- _Exercise description_
Copy all the material that follows, keeping every character the same.

====

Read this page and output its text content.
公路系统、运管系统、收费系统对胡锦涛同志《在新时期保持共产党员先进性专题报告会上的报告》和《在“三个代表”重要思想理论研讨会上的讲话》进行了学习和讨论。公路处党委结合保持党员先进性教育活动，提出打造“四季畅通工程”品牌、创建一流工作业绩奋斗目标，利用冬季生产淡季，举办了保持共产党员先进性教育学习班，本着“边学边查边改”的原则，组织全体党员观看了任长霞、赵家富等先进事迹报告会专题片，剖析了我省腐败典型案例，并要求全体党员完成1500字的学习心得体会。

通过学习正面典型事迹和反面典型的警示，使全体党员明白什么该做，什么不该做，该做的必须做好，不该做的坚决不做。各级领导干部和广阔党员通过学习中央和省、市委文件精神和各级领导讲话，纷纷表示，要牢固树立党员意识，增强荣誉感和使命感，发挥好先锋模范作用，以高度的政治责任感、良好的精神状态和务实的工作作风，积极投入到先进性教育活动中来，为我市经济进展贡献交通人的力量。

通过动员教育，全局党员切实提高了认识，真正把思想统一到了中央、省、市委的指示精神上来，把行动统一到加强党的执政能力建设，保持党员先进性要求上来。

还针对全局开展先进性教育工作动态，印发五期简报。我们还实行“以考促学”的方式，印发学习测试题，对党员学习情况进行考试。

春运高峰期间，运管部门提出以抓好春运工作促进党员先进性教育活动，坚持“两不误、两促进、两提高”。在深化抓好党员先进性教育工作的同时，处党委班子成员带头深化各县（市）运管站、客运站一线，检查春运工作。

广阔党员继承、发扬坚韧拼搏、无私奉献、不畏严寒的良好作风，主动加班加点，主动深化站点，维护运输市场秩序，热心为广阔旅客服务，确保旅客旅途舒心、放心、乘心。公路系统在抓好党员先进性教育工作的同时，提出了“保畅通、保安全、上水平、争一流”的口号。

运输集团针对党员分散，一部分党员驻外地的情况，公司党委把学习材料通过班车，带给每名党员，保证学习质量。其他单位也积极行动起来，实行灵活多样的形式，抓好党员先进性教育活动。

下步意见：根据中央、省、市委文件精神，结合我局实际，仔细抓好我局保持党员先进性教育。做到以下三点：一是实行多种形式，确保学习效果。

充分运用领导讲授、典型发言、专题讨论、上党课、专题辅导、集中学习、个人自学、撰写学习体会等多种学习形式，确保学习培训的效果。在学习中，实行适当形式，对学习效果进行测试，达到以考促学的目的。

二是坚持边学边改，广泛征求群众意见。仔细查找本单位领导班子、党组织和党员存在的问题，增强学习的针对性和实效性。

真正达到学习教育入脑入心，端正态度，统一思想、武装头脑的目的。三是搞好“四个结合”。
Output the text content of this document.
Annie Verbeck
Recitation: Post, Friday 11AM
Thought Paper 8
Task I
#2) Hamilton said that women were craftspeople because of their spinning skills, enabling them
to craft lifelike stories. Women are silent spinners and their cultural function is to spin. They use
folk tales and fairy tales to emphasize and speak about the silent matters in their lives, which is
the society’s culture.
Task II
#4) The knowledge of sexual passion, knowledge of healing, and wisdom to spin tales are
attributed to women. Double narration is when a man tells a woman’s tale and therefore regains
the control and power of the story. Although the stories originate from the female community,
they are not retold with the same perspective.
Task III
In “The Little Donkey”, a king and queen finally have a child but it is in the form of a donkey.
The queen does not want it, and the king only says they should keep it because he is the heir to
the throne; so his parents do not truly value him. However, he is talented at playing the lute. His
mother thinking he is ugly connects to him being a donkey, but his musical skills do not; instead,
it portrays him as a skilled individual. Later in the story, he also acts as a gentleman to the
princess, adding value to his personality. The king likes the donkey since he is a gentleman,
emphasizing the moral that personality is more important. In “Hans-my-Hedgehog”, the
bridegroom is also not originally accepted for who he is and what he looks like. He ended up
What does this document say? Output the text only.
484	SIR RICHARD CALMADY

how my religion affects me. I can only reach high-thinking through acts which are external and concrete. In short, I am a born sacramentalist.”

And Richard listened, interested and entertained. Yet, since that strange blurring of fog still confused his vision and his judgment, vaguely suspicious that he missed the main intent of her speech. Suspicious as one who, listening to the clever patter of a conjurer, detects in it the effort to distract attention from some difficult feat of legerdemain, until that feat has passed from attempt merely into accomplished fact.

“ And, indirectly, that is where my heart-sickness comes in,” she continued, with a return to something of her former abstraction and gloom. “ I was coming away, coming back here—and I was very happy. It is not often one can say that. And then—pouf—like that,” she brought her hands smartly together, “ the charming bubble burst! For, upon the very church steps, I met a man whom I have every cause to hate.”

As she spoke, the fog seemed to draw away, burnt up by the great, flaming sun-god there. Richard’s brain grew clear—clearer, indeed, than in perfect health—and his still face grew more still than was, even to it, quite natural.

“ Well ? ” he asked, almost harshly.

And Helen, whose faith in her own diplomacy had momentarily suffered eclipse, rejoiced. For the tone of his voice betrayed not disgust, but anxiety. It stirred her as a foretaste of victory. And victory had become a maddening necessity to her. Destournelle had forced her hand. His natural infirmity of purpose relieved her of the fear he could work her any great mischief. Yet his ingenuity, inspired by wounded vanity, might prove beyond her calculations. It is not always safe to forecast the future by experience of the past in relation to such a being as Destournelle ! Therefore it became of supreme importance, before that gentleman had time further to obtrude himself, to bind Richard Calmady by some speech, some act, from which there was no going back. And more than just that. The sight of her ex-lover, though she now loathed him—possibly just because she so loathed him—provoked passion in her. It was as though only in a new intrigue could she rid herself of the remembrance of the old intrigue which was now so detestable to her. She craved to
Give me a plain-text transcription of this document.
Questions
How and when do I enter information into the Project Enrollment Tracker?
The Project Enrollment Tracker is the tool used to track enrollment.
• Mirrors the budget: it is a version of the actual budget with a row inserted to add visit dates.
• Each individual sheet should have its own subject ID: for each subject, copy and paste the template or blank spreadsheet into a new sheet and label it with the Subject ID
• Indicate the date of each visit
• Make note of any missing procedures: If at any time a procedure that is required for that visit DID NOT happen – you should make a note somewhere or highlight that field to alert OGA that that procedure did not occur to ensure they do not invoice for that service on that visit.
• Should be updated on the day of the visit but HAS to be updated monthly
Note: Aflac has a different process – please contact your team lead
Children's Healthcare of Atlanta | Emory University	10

====

- _Problem solution_
Read this page and output its text content.
公路系统、运管系统、收费系统对胡锦涛同志《在新时期保持共产党员先进性专题报告会上的报告》和《在“三个代表”重要思想理论研讨会上的讲话》进行了学习和讨论。公路处党委结合保持党员先进性教育活动，提出打造“四季畅通工程”品牌、创建一流工作业绩奋斗目标，利用冬季生产淡季，举办了保持共产党员先进性教育学习班，本着“边学边查边改”的原则，组织全体党员观看了任长霞、赵家富等先进事迹报告会专题片，剖析了我省腐败典型案例，并要求全体党员完成1500字的学习心得体会。

通过学习正面典型事迹和反面典型的警示，使全体党员明白什么该做，什么不该做，该做的必须做好，不该做的坚决不做。各级领导干部和广阔党员通过学习中央和省、市委文件精神和各级领导讲话，纷纷表示，要牢固树立党员意识，增强荣誉感和使命感，发挥好先锋模范作用，以高度的政治责任感、良好的精神状态和务实的工作作风，积极投入到先进性教育活动中来，为我市经济进展贡献交通人的力量。

通过动员教育，全局党员切实提高了认识，真正把思想统一到了中央、省、市委的指示精神上来，把行动统一到加强党的执政能力建设，保持党员先进性要求上来。

还针对全局开展先进性教育工作动态，印发五期简报。我们还实行“以考促学”的方式，印发学习测试题，对党员学习情况进行考试。

春运高峰期间，运管部门提出以抓好春运工作促进党员先进性教育活动，坚持“两不误、两促进、两提高”。在深化抓好党员先进性教育工作的同时，处党委班子成员带头深化各县（市）运管站、客运站一线，检查春运工作。

广阔党员继承、发扬坚韧拼搏、无私奉献、不畏严寒的良好作风，主动加班加点，主动深化站点，维护运输市场秩序，热心为广阔旅客服务，确保旅客旅途舒心、放心、乘心。公路系统在抓好党员先进性教育工作的同时，提出了“保畅通、保安全、上水平、争一流”的口号。

运输集团针对党员分散，一部分党员驻外地的情况，公司党委把学习材料通过班车，带给每名党员，保证学习质量。其他单位也积极行动起来，实行灵活多样的形式，抓好党员先进性教育活动。

下步意见：根据中央、省、市委文件精神，结合我局实际，仔细抓好我局保持党员先进性教育。做到以下三点：一是实行多种形式，确保学习效果。

充分运用领导讲授、典型发言、专题讨论、上党课、专题辅导、集中学习、个人自学、撰写学习体会等多种学习形式，确保学习培训的效果。在学习中，实行适当形式，对学习效果进行测试，达到以考促学的目的。

二是坚持边学边改，广泛征求群众意见。仔细查找本单位领导班子、党组织和党员存在的问题，增强学习的针对性和实效性。

真正达到学习教育入脑入心，端正态度，统一思想、武装头脑的目的。三是搞好“四个结合”。
Output the text content of this document.
Annie Verbeck
Recitation: Post, Friday 11AM
Thought Paper 8
Task I
#2) Hamilton said that women were craftspeople because of their spinning skills, enabling them
to craft lifelike stories. Women are silent spinners and their cultural function is to spin. They use
folk tales and fairy tales to emphasize and speak about the silent matters in their lives, which is
the society’s culture.
Task II
#4) The knowledge of sexual passion, knowledge of healing, and wisdom to spin tales are
attributed to women. Double narration is when a man tells a woman’s tale and therefore regains
the control and power of the story. Although the stories originate from the female community,
they are not retold with the same perspective.
Task III
In “The Little Donkey”, a king and queen finally have a child but it is in the form of a donkey.
The queen does not want it, and the king only says they should keep it because he is the heir to
the throne; so his parents do not truly value him. However, he is talented at playing the lute. His
mother thinking he is ugly connects to him being a donkey, but his musical skills do not; instead,
it portrays him as a skilled individual. Later in the story, he also acts as a gentleman to the
princess, adding value to his personality. The king likes the donkey since he is a gentleman,
emphasizing the moral that personality is more important. In “Hans-my-Hedgehog”, the
bridegroom is also not originally accepted for who he is and what he looks like. He ended up
What does this document say? Output the text only.
484	SIR RICHARD CALMADY

how my religion affects me. I can only reach high-thinking through acts which are external and concrete. In short, I am a born sacramentalist.”

And Richard listened, interested and entertained. Yet, since that strange blurring of fog still confused his vision and his judgment, vaguely suspicious that he missed the main intent of her speech. Suspicious as one who, listening to the clever patter of a conjurer, detects in it the effort to distract attention from some difficult feat of legerdemain, until that feat has passed from attempt merely into accomplished fact.

“ And, indirectly, that is where my heart-sickness comes in,” she continued, with a return to something of her former abstraction and gloom. “ I was coming away, coming back here—and I was very happy. It is not often one can say that. And then—pouf—like that,” she brought her hands smartly together, “ the charming bubble burst! For, upon the very church steps, I met a man whom I have every cause to hate.”

As she spoke, the fog seemed to draw away, burnt up by the great, flaming sun-god there. Richard’s brain grew clear—clearer, indeed, than in perfect health—and his still face grew more still than was, even to it, quite natural.

“ Well ? ” he asked, almost harshly.

And Helen, whose faith in her own diplomacy had momentarily suffered eclipse, rejoiced. For the tone of his voice betrayed not disgust, but anxiety. It stirred her as a foretaste of victory. And victory had become a maddening necessity to her. Destournelle had forced her hand. His natural infirmity of purpose relieved her of the fear he could work her any great mischief. Yet his ingenuity, inspired by wounded vanity, might prove beyond her calculations. It is not always safe to forecast the future by experience of the past in relation to such a being as Destournelle ! Therefore it became of supreme importance, before that gentleman had time further to obtrude himself, to bind Richard Calmady by some speech, some act, from which there was no going back. And more than just that. The sight of her ex-lover, though she now loathed him—possibly just because she so loathed him—provoked passion in her. It was as though only in a new intrigue could she rid herself of the remembrance of the old intrigue which was now so detestable to her. She craved to
Give me a plain-text transcription of this document.
Questions
How and when do I enter information into the Project Enrollment Tracker?
The Project Enrollment Tracker is the tool used to track enrollment.
• Mirrors the budget: it is a version of the actual budget with a row inserted to add visit dates.
• Each individual sheet should have its own subject ID: for each subject, copy and paste the template or blank spreadsheet into a new sheet and label it with the Subject ID
• Indicate the date of each visit
• Make note of any missing procedures: If at any time a procedure that is required for that visit DID NOT happen – you should make a note somewhere or highlight that field to alert OGA that that procedure did not occur to ensure they do not invoice for that service on that visit.
• Should be updated on the day of the visit but HAS to be updated monthly
Note: Aflac has a different process – please contact your team lead
Children's Healthcare of Atlanta | Emory University	10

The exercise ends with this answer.